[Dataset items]
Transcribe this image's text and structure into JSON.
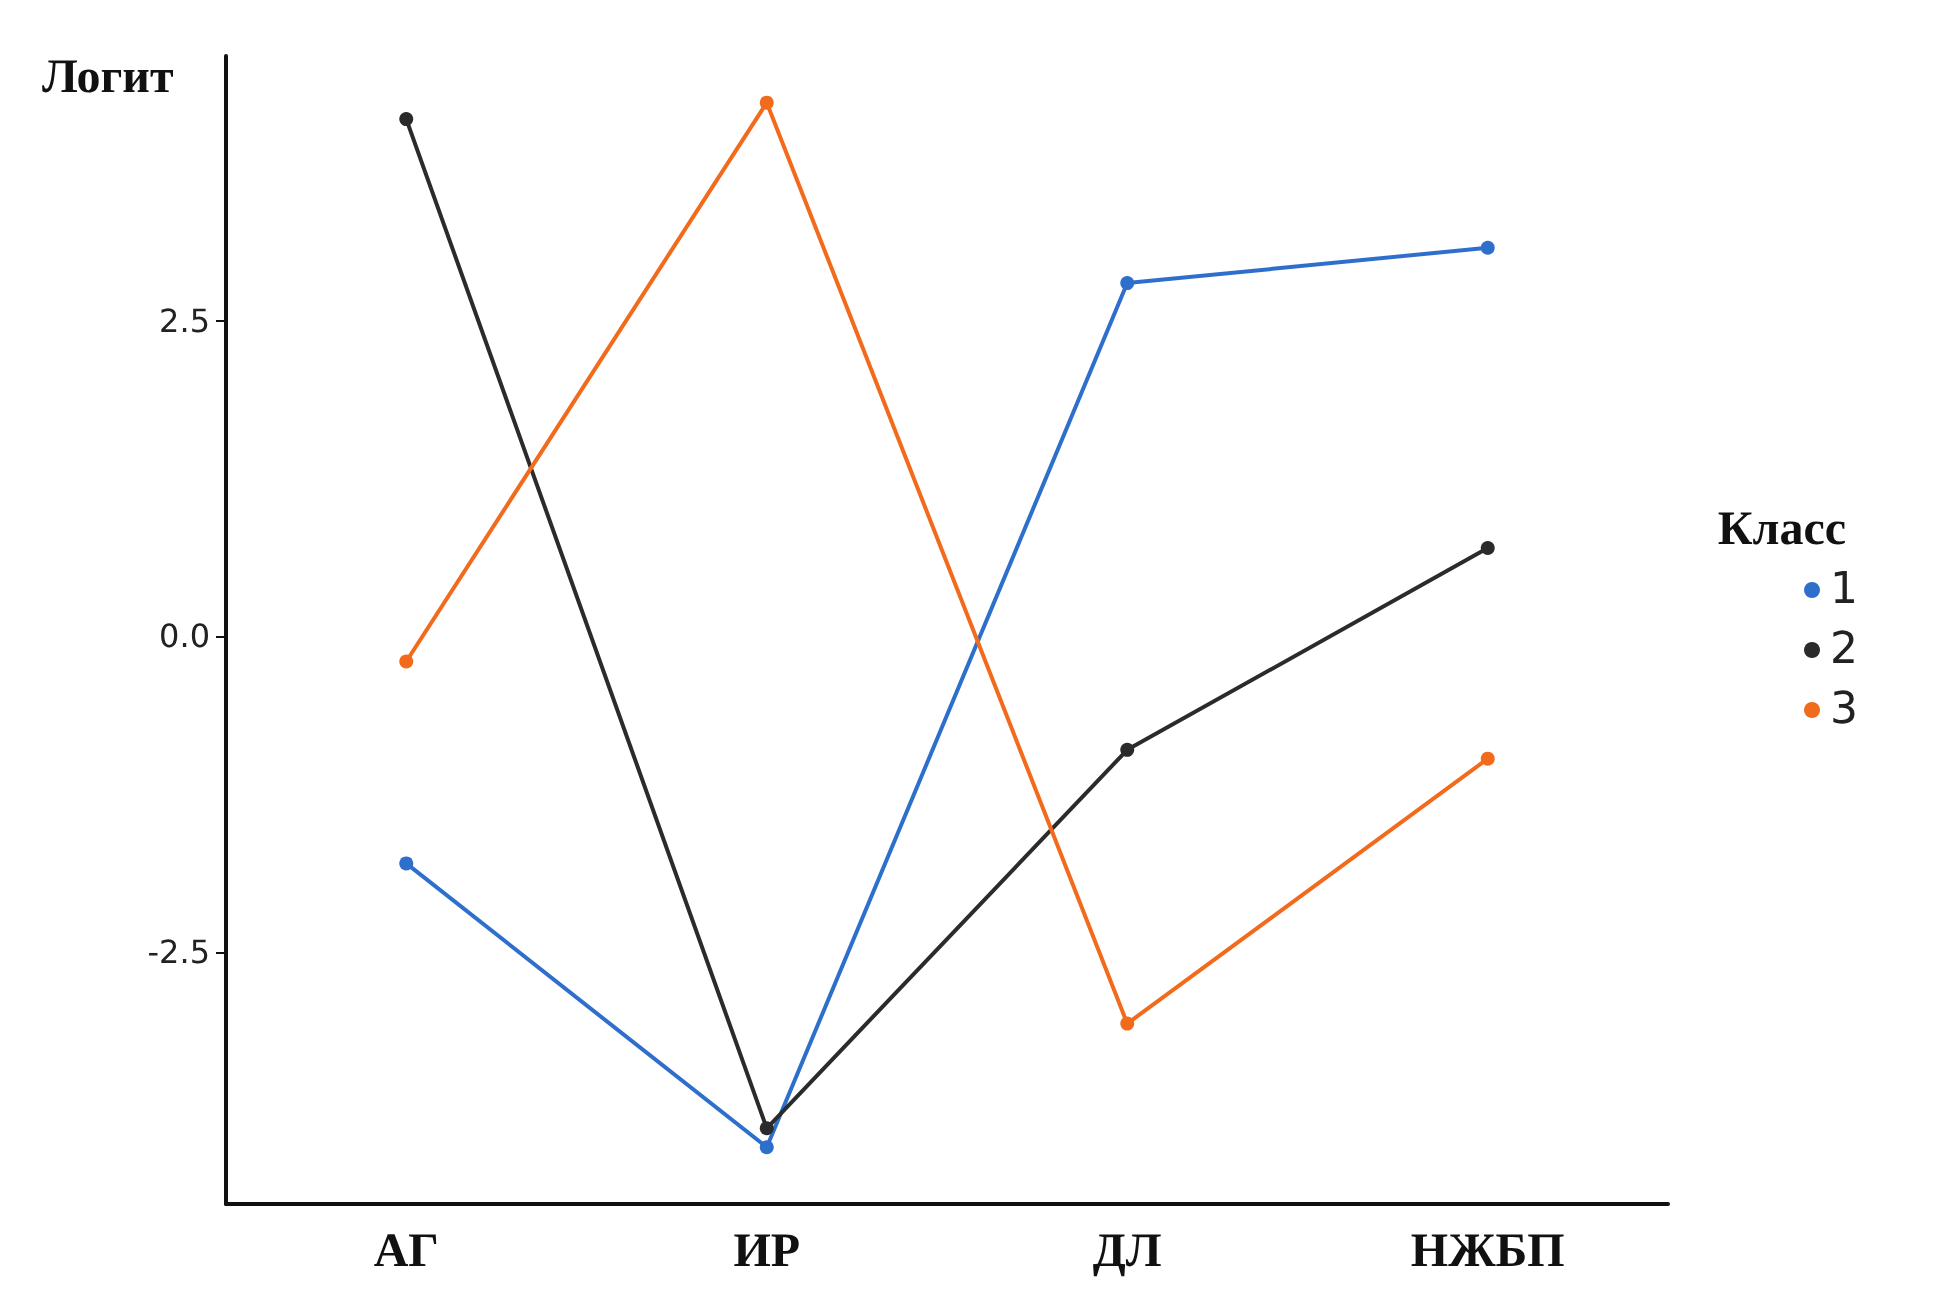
{
  "chart_data": {
    "type": "line",
    "ylabel": "Логит",
    "legend_title": "Класс",
    "categories": [
      "АГ",
      "ИР",
      "ДЛ",
      "НЖБП"
    ],
    "series": [
      {
        "name": "1",
        "color": "#2e6fcc",
        "values": [
          -1.8,
          -4.05,
          2.8,
          3.08
        ]
      },
      {
        "name": "2",
        "color": "#2b2b2b",
        "values": [
          4.1,
          -3.9,
          -0.9,
          0.7
        ]
      },
      {
        "name": "3",
        "color": "#f26b1d",
        "values": [
          -0.2,
          4.23,
          -3.07,
          -0.97
        ]
      }
    ],
    "ylim": [
      -4.5,
      4.6
    ],
    "yticks": [
      -2.5,
      {
        "value": 0,
        "label": "0.0"
      },
      2.5
    ],
    "grid": false,
    "legend": "right",
    "marker": "circle",
    "line_style": "solid"
  }
}
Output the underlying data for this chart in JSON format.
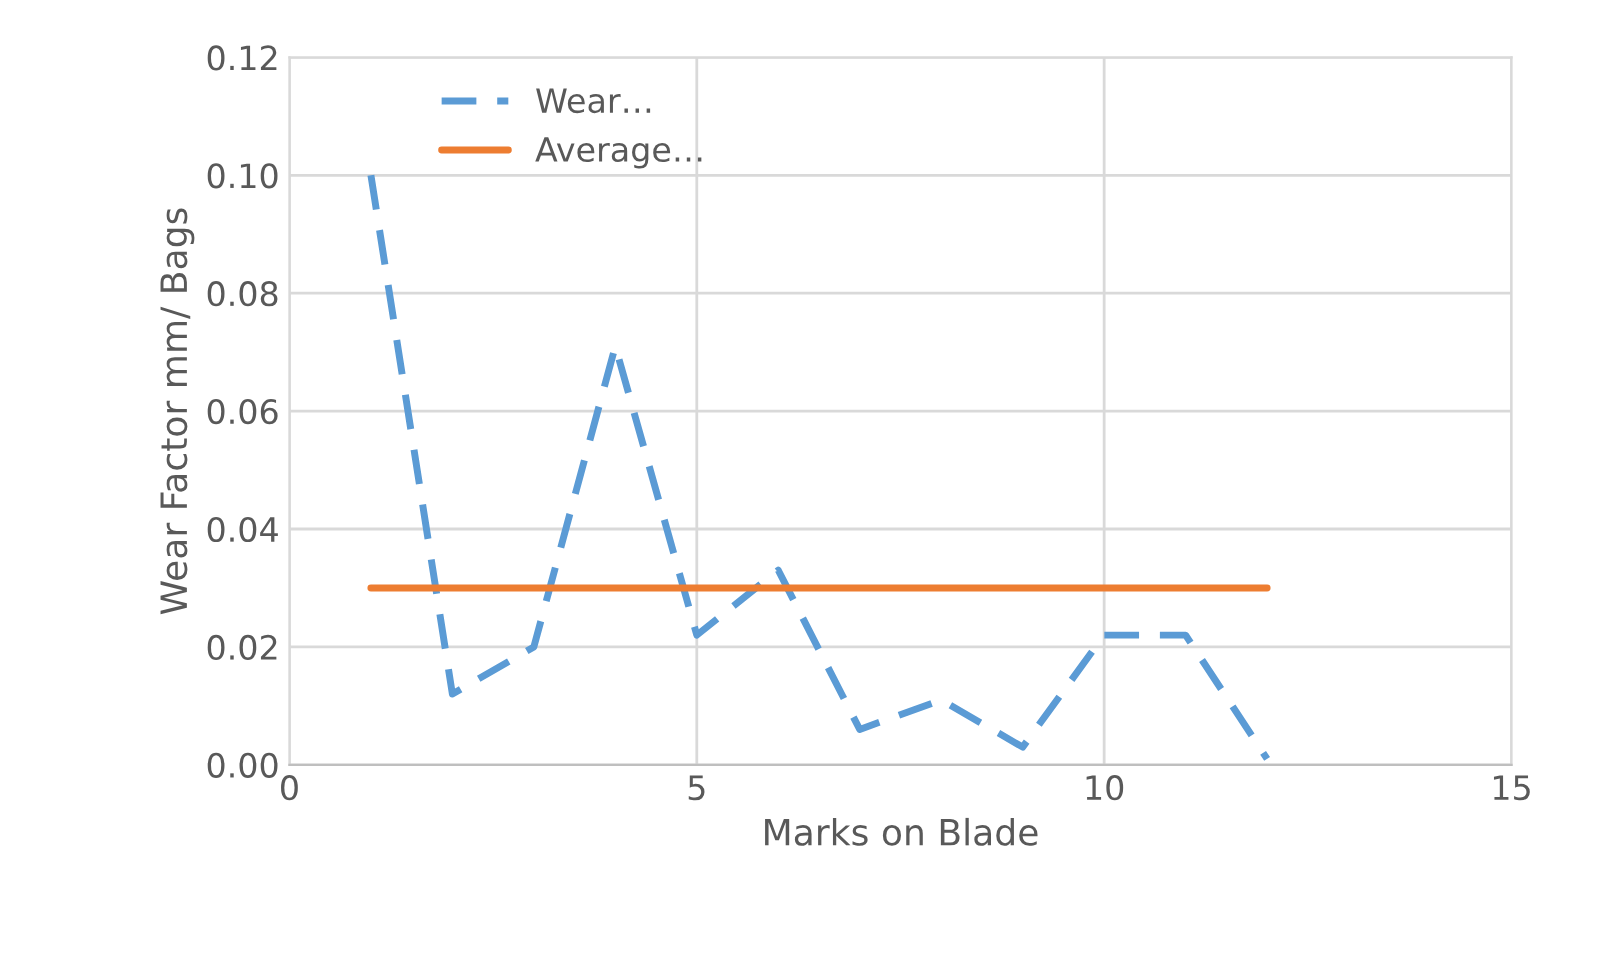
{
  "chart_data": {
    "type": "line",
    "xlabel": "Marks on Blade",
    "ylabel": "Wear Factor mm/ Bags",
    "xlim": [
      0,
      15
    ],
    "xticks": [
      0,
      5,
      10,
      15
    ],
    "ylim": [
      0,
      0.12
    ],
    "yticks": [
      {
        "value": 0,
        "label": "0.00"
      },
      {
        "value": 0.02,
        "label": "0.02"
      },
      {
        "value": 0.04,
        "label": "0.04"
      },
      {
        "value": 0.06,
        "label": "0.06"
      },
      {
        "value": 0.08,
        "label": "0.08"
      },
      {
        "value": 0.1,
        "label": "0.10"
      },
      {
        "value": 0.12,
        "label": "0.12"
      }
    ],
    "grid": true,
    "legend": "top left",
    "series": [
      {
        "name": "Wear…",
        "color": "#5b9bd5",
        "line_style": "dashed",
        "x": [
          1,
          2,
          3,
          4,
          5,
          6,
          7,
          8,
          9,
          10,
          11,
          12
        ],
        "values": [
          0.1,
          0.012,
          0.02,
          0.071,
          0.022,
          0.033,
          0.006,
          0.011,
          0.003,
          0.022,
          0.022,
          0.001
        ]
      },
      {
        "name": "Average…",
        "color": "#ed7d31",
        "line_style": "solid",
        "x": [
          1,
          12
        ],
        "values": [
          0.03,
          0.03
        ]
      }
    ]
  }
}
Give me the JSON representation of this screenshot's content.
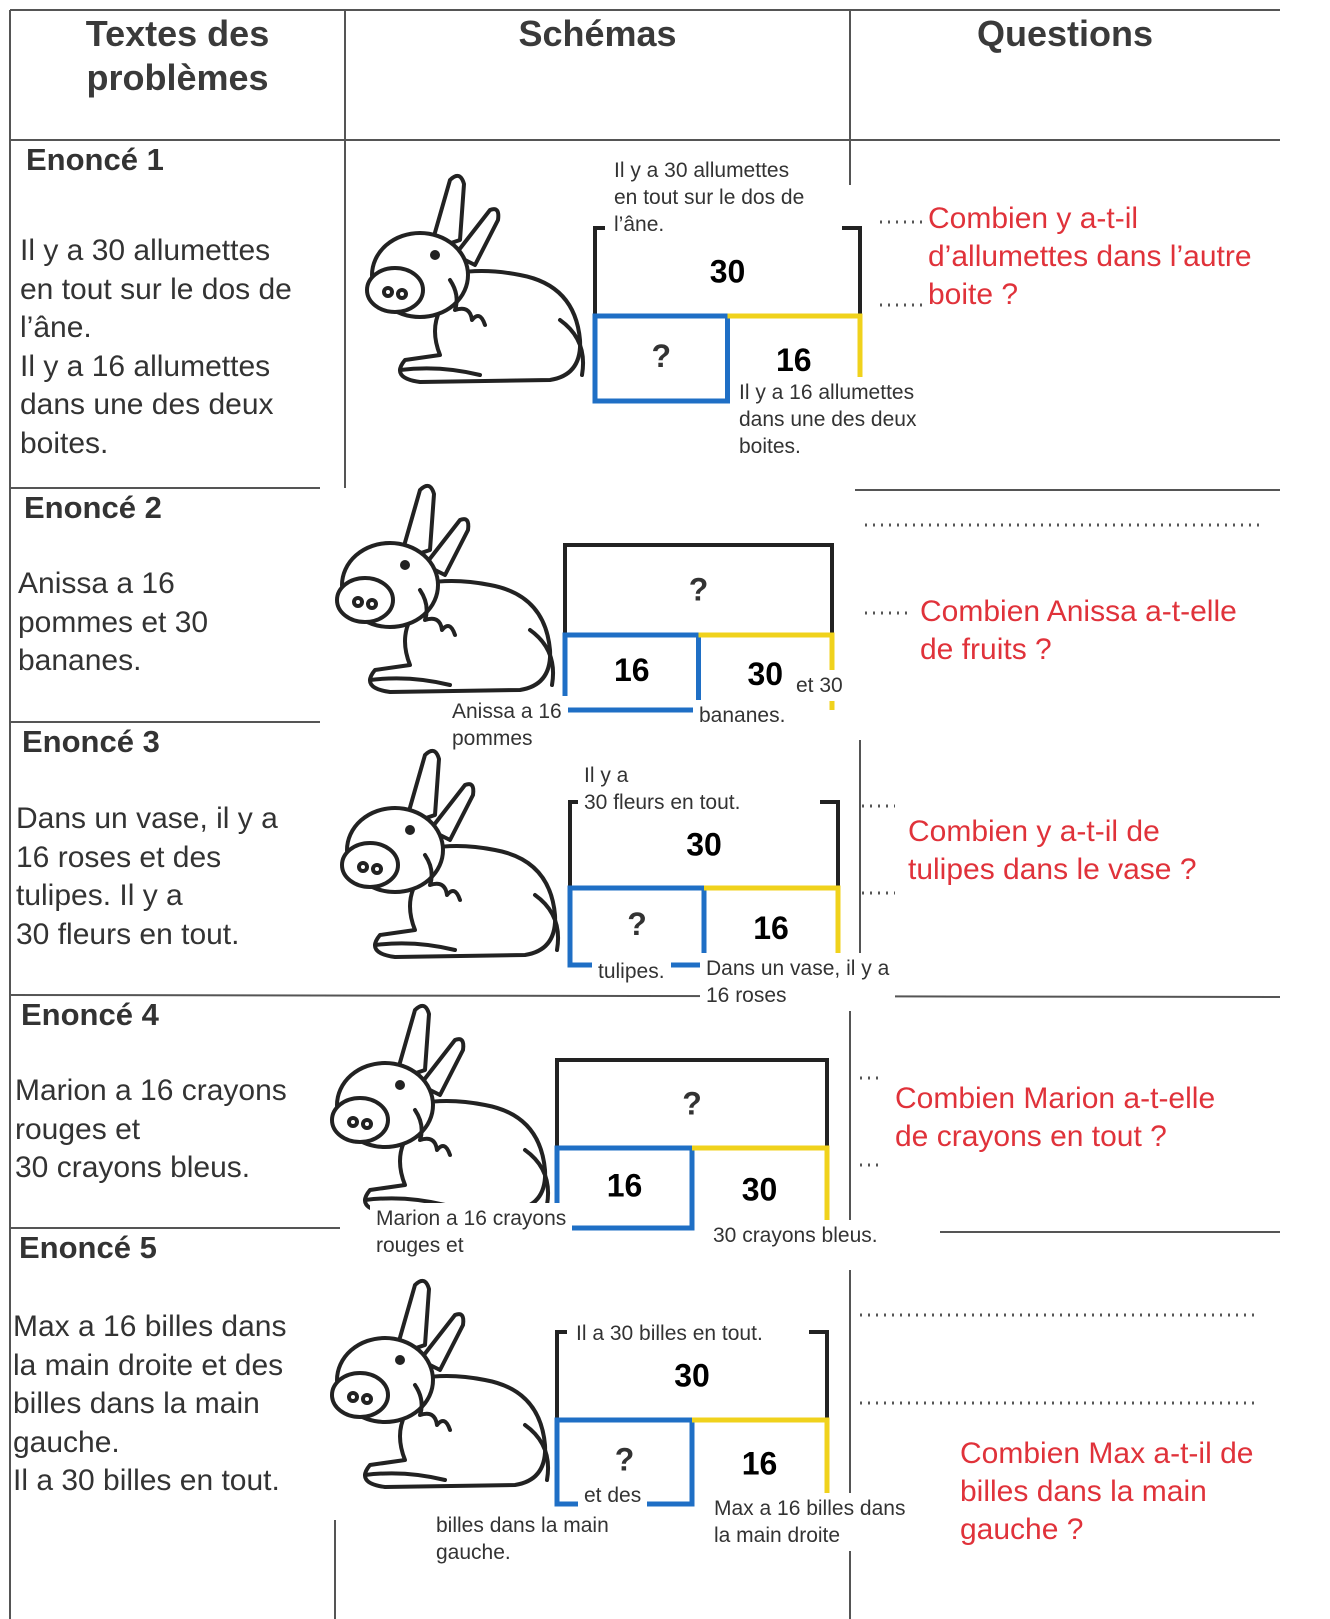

**Task**
In the lines above, find each one with "color" and list it.

**Finished task**
        "color": "#2e6fcc",
        "color": "#2b2b2b",
        "color": "#f26b1d",
        "color": "#5b9bd5",
        "color": "#ed7d31",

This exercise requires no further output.